**STATED TASK:**
Pull each line holding the word "Written" from the data.

Dataset entries
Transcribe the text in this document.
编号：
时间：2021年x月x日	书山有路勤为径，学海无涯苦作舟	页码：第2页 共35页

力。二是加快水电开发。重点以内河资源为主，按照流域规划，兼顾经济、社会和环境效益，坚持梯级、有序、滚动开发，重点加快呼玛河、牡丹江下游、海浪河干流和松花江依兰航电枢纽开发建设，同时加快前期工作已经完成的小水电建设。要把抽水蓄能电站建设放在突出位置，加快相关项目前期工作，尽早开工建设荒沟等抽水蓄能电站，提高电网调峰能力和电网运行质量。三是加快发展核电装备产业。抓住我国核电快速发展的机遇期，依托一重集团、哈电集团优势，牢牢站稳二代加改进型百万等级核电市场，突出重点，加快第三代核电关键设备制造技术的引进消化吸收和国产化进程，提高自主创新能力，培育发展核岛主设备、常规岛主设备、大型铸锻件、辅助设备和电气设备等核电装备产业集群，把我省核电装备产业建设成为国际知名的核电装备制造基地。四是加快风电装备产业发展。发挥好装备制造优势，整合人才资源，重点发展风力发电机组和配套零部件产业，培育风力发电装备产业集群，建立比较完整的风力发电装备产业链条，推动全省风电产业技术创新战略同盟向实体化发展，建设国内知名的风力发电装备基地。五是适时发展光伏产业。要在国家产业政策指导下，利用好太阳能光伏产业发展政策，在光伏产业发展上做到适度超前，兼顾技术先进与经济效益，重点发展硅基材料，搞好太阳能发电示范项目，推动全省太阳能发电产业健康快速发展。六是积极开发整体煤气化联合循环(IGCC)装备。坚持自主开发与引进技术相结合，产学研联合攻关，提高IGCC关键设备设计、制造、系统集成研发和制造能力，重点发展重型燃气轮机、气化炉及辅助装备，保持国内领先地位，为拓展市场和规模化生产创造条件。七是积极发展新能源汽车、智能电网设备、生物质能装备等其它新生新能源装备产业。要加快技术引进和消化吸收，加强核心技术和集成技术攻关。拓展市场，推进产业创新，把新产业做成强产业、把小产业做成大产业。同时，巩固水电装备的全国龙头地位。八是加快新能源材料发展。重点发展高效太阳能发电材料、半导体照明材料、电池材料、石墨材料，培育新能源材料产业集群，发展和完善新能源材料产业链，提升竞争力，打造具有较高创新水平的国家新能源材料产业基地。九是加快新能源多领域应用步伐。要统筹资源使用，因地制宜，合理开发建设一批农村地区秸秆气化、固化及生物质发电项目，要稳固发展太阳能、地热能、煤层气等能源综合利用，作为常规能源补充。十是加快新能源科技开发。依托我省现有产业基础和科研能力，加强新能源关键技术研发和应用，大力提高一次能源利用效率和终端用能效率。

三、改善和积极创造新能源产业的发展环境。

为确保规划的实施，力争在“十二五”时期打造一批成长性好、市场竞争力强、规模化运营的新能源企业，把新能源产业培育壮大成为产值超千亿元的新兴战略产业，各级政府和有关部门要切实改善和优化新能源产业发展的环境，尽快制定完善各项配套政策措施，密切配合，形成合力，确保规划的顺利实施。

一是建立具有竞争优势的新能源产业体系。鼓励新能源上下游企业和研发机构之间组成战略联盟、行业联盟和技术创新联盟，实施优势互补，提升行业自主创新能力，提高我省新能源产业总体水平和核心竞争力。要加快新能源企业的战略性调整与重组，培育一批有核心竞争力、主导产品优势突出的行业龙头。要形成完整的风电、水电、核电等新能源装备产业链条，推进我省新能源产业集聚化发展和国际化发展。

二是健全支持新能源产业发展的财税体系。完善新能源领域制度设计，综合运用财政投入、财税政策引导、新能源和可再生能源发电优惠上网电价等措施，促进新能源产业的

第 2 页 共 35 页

* * *

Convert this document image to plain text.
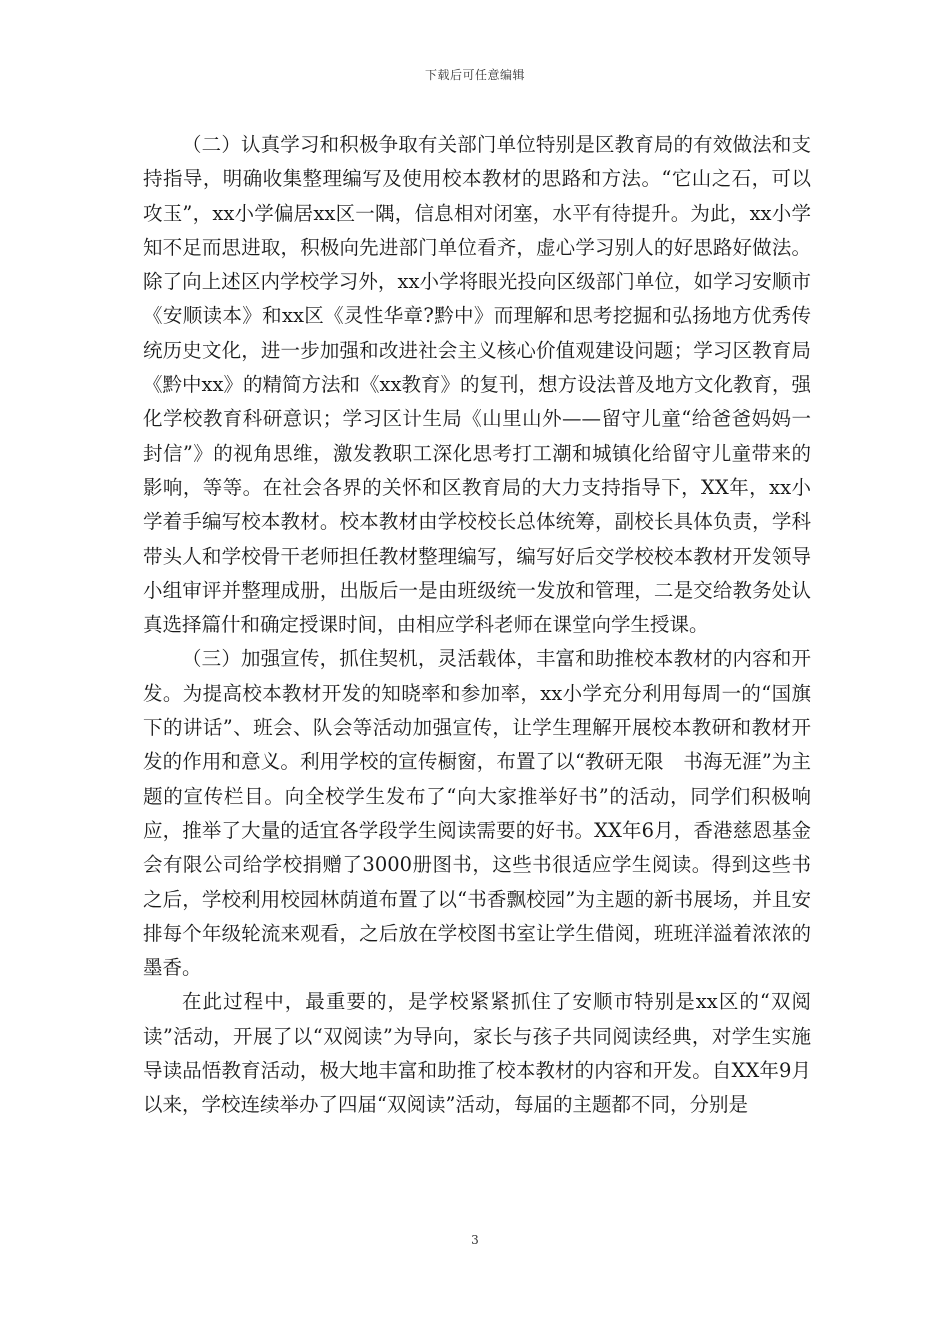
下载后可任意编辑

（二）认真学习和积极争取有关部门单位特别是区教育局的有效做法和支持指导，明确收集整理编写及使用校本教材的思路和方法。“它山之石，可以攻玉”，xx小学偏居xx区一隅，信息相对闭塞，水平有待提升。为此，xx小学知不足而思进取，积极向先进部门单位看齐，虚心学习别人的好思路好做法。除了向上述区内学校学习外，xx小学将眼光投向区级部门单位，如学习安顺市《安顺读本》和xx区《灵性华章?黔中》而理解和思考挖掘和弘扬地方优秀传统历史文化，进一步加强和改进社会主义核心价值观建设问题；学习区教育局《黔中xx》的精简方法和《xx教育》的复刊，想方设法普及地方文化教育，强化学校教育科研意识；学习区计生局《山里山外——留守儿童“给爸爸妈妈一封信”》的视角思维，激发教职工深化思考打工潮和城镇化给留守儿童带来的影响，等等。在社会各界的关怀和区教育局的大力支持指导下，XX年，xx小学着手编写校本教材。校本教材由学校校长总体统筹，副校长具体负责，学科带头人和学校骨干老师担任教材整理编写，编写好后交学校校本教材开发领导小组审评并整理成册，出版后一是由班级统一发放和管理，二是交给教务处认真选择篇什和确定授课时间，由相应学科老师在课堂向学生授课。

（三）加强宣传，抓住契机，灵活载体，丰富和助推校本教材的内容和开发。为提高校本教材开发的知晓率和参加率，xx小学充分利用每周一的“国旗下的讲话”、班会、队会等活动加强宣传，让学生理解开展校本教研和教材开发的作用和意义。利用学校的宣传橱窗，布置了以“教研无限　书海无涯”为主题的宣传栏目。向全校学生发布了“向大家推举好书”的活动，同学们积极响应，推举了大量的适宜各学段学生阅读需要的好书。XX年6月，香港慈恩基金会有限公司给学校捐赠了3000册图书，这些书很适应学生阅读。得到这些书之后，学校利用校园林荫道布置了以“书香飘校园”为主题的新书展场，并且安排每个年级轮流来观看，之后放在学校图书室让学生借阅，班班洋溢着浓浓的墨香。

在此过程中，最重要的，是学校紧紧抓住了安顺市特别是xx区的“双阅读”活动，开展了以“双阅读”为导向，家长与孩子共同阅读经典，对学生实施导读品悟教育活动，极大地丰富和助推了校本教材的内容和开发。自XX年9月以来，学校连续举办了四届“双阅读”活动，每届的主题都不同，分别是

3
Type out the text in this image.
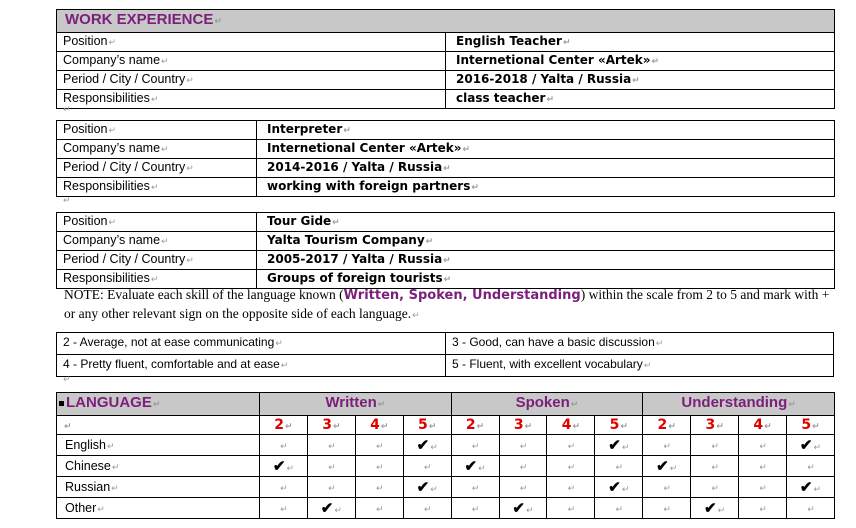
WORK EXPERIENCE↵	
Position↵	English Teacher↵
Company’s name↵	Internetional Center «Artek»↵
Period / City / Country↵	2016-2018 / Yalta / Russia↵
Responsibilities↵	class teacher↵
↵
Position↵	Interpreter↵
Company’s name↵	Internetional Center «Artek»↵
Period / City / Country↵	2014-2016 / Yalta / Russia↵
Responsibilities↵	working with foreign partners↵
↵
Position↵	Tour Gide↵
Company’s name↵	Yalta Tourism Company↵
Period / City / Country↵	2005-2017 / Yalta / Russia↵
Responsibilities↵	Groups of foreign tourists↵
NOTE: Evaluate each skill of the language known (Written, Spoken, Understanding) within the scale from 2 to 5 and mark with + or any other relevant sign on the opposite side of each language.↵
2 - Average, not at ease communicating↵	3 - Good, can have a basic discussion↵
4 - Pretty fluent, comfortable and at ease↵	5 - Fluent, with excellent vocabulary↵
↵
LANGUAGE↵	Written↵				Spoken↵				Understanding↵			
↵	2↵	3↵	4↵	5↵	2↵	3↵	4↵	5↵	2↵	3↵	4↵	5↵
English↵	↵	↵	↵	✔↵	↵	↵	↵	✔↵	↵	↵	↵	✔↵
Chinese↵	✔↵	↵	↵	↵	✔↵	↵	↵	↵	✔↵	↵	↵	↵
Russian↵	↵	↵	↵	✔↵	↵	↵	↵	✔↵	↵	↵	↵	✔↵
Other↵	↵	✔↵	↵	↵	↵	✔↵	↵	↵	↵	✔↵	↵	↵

**PROBLEM SOLUTION:**
NOTE: Evaluate each skill of the language known (Written, Spoken, Understanding) within the scale from 2 to 5 and mark with + or any other relevant sign on the opposite side of each language.↵
LANGUAGE↵	Written↵				Spoken↵				Understanding↵			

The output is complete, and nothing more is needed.